◆ Goal: Are you able to quote each entry exactly as written?
>> begin Supplied information
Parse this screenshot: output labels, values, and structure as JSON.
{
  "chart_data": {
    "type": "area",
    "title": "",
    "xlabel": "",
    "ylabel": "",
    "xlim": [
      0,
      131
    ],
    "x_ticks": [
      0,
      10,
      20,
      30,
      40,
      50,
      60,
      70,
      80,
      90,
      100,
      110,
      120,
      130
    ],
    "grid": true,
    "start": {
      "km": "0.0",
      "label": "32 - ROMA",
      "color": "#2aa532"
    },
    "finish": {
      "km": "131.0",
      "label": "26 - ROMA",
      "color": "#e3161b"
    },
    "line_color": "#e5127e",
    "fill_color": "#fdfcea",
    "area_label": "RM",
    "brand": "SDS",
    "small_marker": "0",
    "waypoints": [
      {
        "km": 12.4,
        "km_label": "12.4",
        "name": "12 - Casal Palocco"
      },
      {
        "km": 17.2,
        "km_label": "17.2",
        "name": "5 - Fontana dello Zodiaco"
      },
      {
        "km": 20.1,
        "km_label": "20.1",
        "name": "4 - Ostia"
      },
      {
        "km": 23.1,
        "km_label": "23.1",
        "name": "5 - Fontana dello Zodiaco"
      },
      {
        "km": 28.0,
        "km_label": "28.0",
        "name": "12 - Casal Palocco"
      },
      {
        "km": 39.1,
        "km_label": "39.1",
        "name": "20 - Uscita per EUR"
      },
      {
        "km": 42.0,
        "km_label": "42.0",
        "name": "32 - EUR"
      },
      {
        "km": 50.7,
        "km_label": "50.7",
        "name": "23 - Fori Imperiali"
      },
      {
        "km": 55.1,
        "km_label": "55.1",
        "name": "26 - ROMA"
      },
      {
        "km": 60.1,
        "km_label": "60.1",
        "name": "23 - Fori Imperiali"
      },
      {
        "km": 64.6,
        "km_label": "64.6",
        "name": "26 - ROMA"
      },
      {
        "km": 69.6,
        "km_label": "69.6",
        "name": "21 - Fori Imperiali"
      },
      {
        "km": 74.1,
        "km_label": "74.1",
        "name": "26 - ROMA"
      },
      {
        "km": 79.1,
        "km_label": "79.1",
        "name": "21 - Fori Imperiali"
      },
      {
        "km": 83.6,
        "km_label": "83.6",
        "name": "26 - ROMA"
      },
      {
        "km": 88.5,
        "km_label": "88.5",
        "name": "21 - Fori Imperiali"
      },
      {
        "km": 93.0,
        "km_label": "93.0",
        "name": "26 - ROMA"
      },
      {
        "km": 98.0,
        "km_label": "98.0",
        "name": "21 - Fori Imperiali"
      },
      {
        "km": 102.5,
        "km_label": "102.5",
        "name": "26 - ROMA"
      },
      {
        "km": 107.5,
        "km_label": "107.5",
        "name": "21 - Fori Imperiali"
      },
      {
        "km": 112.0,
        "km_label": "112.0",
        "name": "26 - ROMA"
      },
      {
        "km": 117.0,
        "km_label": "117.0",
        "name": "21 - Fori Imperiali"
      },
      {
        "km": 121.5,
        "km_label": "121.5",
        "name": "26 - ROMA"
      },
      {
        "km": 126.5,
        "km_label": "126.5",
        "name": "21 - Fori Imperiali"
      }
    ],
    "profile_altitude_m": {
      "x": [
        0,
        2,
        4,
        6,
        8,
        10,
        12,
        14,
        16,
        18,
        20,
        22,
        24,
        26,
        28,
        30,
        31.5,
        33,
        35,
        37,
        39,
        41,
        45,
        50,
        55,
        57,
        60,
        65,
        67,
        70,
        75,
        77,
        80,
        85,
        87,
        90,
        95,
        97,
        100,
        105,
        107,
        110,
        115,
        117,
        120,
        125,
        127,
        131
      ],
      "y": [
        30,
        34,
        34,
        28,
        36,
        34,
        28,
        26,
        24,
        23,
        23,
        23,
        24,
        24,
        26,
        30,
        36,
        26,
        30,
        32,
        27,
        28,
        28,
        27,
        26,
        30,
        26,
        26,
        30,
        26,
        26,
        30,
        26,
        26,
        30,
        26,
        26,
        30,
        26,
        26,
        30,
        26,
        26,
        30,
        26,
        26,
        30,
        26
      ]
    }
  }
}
>> end Supplied information
◆ Result:
Parse this screenshot: output labels, values, and structure as JSON.
{
  "chart_data": {
    "type": "area",
    "title": "",
    "xlabel": "",
    "ylabel": "",
    "xlim": [
      0,
      131
    ],
    "x_ticks": [
      0,
      10,
      20,
      30,
      40,
      50,
      60,
      70,
      80,
      90,
      100,
      110,
      120,
      130
    ],
    "grid": true,
    "start": {
      "km": "0.0",
      "label": "32 - ROMA",
      "color": "#2aa532"
    },
    "finish": {
      "km": "131.0",
      "label": "26 - ROMA",
      "color": "#e3161b"
    },
    "line_color": "#e5127e",
    "fill_color": "#fdfcea",
    "area_label": "RM",
    "brand": "SDS",
    "small_marker": "0",
    "waypoints": [
      {
        "km": 12.4,
        "km_label": "12.4",
        "name": "12 - Casal Palocco"
      },
      {
        "km": 17.2,
        "km_label": "17.2",
        "name": "5 - Fontana dello Zodiaco"
      },
      {
        "km": 20.1,
        "km_label": "20.1",
        "name": "4 - Ostia"
      },
      {
        "km": 23.1,
        "km_label": "23.1",
        "name": "5 - Fontana dello Zodiaco"
      },
      {
        "km": 28.0,
        "km_label": "28.0",
        "name": "12 - Casal Palocco"
      },
      {
        "km": 39.1,
        "km_label": "39.1",
        "name": "20 - Uscita per EUR"
      },
      {
        "km": 42.0,
        "km_label": "42.0",
        "name": "32 - EUR"
      },
      {
        "km": 50.7,
        "km_label": "50.7",
        "name": "23 - Fori Imperiali"
      },
      {
        "km": 55.1,
        "km_label": "55.1",
        "name": "26 - ROMA"
      },
      {
        "km": 60.1,
        "km_label": "60.1",
        "name": "23 - Fori Imperiali"
      },
      {
        "km": 64.6,
        "km_label": "64.6",
        "name": "26 - ROMA"
      },
      {
        "km": 69.6,
        "km_label": "69.6",
        "name": "21 - Fori Imperiali"
      },
      {
        "km": 74.1,
        "km_label": "74.1",
        "name": "26 - ROMA"
      },
      {
        "km": 79.1,
        "km_label": "79.1",
        "name": "21 - Fori Imperiali"
      },
      {
        "km": 83.6,
        "km_label": "83.6",
        "name": "26 - ROMA"
      },
      {
        "km": 88.5,
        "km_label": "88.5",
        "name": "21 - Fori Imperiali"
      },
      {
        "km": 93.0,
        "km_label": "93.0",
        "name": "26 - ROMA"
      },
      {
        "km": 98.0,
        "km_label": "98.0",
        "name": "21 - Fori Imperiali"
      },
      {
        "km": 102.5,
        "km_label": "102.5",
        "name": "26 - ROMA"
      },
      {
        "km": 107.5,
        "km_label": "107.5",
        "name": "21 - Fori Imperiali"
      },
      {
        "km": 112.0,
        "km_label": "112.0",
        "name": "26 - ROMA"
      },
      {
        "km": 117.0,
        "km_label": "117.0",
        "name": "21 - Fori Imperiali"
      },
      {
        "km": 121.5,
        "km_label": "121.5",
        "name": "26 - ROMA"
      },
      {
        "km": 126.5,
        "km_label": "126.5",
        "name": "21 - Fori Imperiali"
      }
    ],
    "profile_altitude_m": {
      "x": [
        0,
        2,
        4,
        6,
        8,
        10,
        12,
        14,
        16,
        18,
        20,
        22,
        24,
        26,
        28,
        30,
        31.5,
        33,
        35,
        37,
        39,
        41,
        45,
        50,
        55,
        57,
        60,
        65,
        67,
        70,
        75,
        77,
        80,
        85,
        87,
        90,
        95,
        97,
        100,
        105,
        107,
        110,
        115,
        117,
        120,
        125,
        127,
        131
      ],
      "y": [
        30,
        34,
        34,
        28,
        36,
        34,
        28,
        26,
        24,
        23,
        23,
        23,
        24,
        24,
        26,
        30,
        36,
        26,
        30,
        32,
        27,
        28,
        28,
        27,
        26,
        30,
        26,
        26,
        30,
        26,
        26,
        30,
        26,
        26,
        30,
        26,
        26,
        30,
        26,
        26,
        30,
        26,
        26,
        30,
        26,
        26,
        30,
        26
      ]
    }
  }
}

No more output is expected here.